Retype each record shown below, leaving every character as it is.

> _Extracted material_
● ● ● ●
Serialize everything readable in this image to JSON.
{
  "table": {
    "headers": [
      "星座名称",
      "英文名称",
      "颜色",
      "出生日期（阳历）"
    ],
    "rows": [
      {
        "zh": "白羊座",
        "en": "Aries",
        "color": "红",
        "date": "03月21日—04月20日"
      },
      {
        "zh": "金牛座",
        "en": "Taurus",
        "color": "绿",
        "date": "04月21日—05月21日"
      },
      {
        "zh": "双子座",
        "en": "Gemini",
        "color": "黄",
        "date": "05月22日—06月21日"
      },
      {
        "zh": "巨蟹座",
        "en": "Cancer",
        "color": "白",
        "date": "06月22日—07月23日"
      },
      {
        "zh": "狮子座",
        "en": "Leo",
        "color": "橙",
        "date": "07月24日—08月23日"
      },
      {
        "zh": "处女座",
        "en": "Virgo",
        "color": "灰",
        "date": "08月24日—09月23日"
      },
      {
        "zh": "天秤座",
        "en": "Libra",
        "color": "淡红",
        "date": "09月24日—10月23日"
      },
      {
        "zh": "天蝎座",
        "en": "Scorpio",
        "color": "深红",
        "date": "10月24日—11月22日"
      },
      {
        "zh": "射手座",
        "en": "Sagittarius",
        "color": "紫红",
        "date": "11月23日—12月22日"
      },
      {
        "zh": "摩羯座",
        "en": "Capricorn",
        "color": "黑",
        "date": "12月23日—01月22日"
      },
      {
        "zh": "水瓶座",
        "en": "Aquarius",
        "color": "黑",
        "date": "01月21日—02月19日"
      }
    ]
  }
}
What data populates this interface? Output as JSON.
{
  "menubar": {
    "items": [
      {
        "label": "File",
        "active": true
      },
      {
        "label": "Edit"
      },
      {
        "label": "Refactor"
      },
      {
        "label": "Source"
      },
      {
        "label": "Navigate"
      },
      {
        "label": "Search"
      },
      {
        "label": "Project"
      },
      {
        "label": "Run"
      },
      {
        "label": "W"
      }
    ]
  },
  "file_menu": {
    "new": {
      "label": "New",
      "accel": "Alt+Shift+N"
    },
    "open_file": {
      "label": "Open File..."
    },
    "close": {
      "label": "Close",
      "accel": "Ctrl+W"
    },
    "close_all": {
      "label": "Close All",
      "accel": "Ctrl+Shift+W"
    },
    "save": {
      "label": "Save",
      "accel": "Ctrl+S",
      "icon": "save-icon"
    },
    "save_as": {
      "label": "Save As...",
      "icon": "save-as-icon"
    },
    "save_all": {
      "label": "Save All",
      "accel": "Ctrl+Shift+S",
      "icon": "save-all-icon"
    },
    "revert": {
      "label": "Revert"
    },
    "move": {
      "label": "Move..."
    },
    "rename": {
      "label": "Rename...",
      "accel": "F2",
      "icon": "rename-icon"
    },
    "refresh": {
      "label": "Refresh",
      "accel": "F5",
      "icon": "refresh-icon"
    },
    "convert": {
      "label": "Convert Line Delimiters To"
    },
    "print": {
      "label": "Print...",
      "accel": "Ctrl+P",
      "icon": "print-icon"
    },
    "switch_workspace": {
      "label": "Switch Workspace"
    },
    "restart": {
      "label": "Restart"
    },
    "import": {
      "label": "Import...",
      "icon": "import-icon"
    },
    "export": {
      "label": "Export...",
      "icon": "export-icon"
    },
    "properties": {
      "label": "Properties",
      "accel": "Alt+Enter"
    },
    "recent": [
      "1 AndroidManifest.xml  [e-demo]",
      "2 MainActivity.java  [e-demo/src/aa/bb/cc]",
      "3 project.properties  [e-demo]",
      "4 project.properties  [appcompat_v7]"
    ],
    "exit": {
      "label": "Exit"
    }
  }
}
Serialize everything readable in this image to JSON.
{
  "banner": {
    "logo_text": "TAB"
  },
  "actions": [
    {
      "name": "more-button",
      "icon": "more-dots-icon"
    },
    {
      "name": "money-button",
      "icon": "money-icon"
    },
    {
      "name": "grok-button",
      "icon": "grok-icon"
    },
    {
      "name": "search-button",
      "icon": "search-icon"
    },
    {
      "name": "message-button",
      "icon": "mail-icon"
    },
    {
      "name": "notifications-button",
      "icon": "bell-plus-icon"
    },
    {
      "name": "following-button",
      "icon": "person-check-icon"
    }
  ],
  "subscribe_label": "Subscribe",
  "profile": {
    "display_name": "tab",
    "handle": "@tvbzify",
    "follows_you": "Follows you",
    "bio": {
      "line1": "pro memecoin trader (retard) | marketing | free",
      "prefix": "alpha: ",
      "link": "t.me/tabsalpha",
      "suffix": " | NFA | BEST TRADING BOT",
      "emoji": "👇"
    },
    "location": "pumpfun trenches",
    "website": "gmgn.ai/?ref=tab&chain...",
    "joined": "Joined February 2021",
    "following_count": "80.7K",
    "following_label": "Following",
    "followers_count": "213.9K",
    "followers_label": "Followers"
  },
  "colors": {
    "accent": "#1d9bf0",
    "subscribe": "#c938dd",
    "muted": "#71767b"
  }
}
● ● ● ●
> _Exercise answer_
Serialize everything readable in this image to JSON.
{
  "table": {
    "headers": [
      "星座名称",
      "英文名称",
      "颜色",
      "出生日期（阳历）"
    ],
    "rows": [
      {
        "zh": "白羊座",
        "en": "Aries",
        "color": "红",
        "date": "03月21日—04月20日"
      },
      {
        "zh": "金牛座",
        "en": "Taurus",
        "color": "绿",
        "date": "04月21日—05月21日"
      },
      {
        "zh": "双子座",
        "en": "Gemini",
        "color": "黄",
        "date": "05月22日—06月21日"
      },
      {
        "zh": "巨蟹座",
        "en": "Cancer",
        "color": "白",
        "date": "06月22日—07月23日"
      },
      {
        "zh": "狮子座",
        "en": "Leo",
        "color": "橙",
        "date": "07月24日—08月23日"
      },
      {
        "zh": "处女座",
        "en": "Virgo",
        "color": "灰",
        "date": "08月24日—09月23日"
      },
      {
        "zh": "天秤座",
        "en": "Libra",
        "color": "淡红",
        "date": "09月24日—10月23日"
      },
      {
        "zh": "天蝎座",
        "en": "Scorpio",
        "color": "深红",
        "date": "10月24日—11月22日"
      },
      {
        "zh": "射手座",
        "en": "Sagittarius",
        "color": "紫红",
        "date": "11月23日—12月22日"
      },
      {
        "zh": "摩羯座",
        "en": "Capricorn",
        "color": "黑",
        "date": "12月23日—01月22日"
      },
      {
        "zh": "水瓶座",
        "en": "Aquarius",
        "color": "黑",
        "date": "01月21日—02月19日"
      }
    ]
  }
}
What data populates this interface? Output as JSON.
{
  "menubar": {
    "items": [
      {
        "label": "File",
        "active": true
      },
      {
        "label": "Edit"
      },
      {
        "label": "Refactor"
      },
      {
        "label": "Source"
      },
      {
        "label": "Navigate"
      },
      {
        "label": "Search"
      },
      {
        "label": "Project"
      },
      {
        "label": "Run"
      },
      {
        "label": "W"
      }
    ]
  },
  "file_menu": {
    "new": {
      "label": "New",
      "accel": "Alt+Shift+N"
    },
    "open_file": {
      "label": "Open File..."
    },
    "close": {
      "label": "Close",
      "accel": "Ctrl+W"
    },
    "close_all": {
      "label": "Close All",
      "accel": "Ctrl+Shift+W"
    },
    "save": {
      "label": "Save",
      "accel": "Ctrl+S",
      "icon": "save-icon"
    },
    "save_as": {
      "label": "Save As...",
      "icon": "save-as-icon"
    },
    "save_all": {
      "label": "Save All",
      "accel": "Ctrl+Shift+S",
      "icon": "save-all-icon"
    },
    "revert": {
      "label": "Revert"
    },
    "move": {
      "label": "Move..."
    },
    "rename": {
      "label": "Rename...",
      "accel": "F2",
      "icon": "rename-icon"
    },
    "refresh": {
      "label": "Refresh",
      "accel": "F5",
      "icon": "refresh-icon"
    },
    "convert": {
      "label": "Convert Line Delimiters To"
    },
    "print": {
      "label": "Print...",
      "accel": "Ctrl+P",
      "icon": "print-icon"
    },
    "switch_workspace": {
      "label": "Switch Workspace"
    },
    "restart": {
      "label": "Restart"
    },
    "import": {
      "label": "Import...",
      "icon": "import-icon"
    },
    "export": {
      "label": "Export...",
      "icon": "export-icon"
    },
    "properties": {
      "label": "Properties",
      "accel": "Alt+Enter"
    },
    "recent": [
      "1 AndroidManifest.xml  [e-demo]",
      "2 MainActivity.java  [e-demo/src/aa/bb/cc]",
      "3 project.properties  [e-demo]",
      "4 project.properties  [appcompat_v7]"
    ],
    "exit": {
      "label": "Exit"
    }
  }
}
Serialize everything readable in this image to JSON.
{
  "banner": {
    "logo_text": "TAB"
  },
  "actions": [
    {
      "name": "more-button",
      "icon": "more-dots-icon"
    },
    {
      "name": "money-button",
      "icon": "money-icon"
    },
    {
      "name": "grok-button",
      "icon": "grok-icon"
    },
    {
      "name": "search-button",
      "icon": "search-icon"
    },
    {
      "name": "message-button",
      "icon": "mail-icon"
    },
    {
      "name": "notifications-button",
      "icon": "bell-plus-icon"
    },
    {
      "name": "following-button",
      "icon": "person-check-icon"
    }
  ],
  "subscribe_label": "Subscribe",
  "profile": {
    "display_name": "tab",
    "handle": "@tvbzify",
    "follows_you": "Follows you",
    "bio": {
      "line1": "pro memecoin trader (retard) | marketing | free",
      "prefix": "alpha: ",
      "link": "t.me/tabsalpha",
      "suffix": " | NFA | BEST TRADING BOT",
      "emoji": "👇"
    },
    "location": "pumpfun trenches",
    "website": "gmgn.ai/?ref=tab&chain...",
    "joined": "Joined February 2021",
    "following_count": "80.7K",
    "following_label": "Following",
    "followers_count": "213.9K",
    "followers_label": "Followers"
  },
  "colors": {
    "accent": "#1d9bf0",
    "subscribe": "#c938dd",
    "muted": "#71767b"
  }
}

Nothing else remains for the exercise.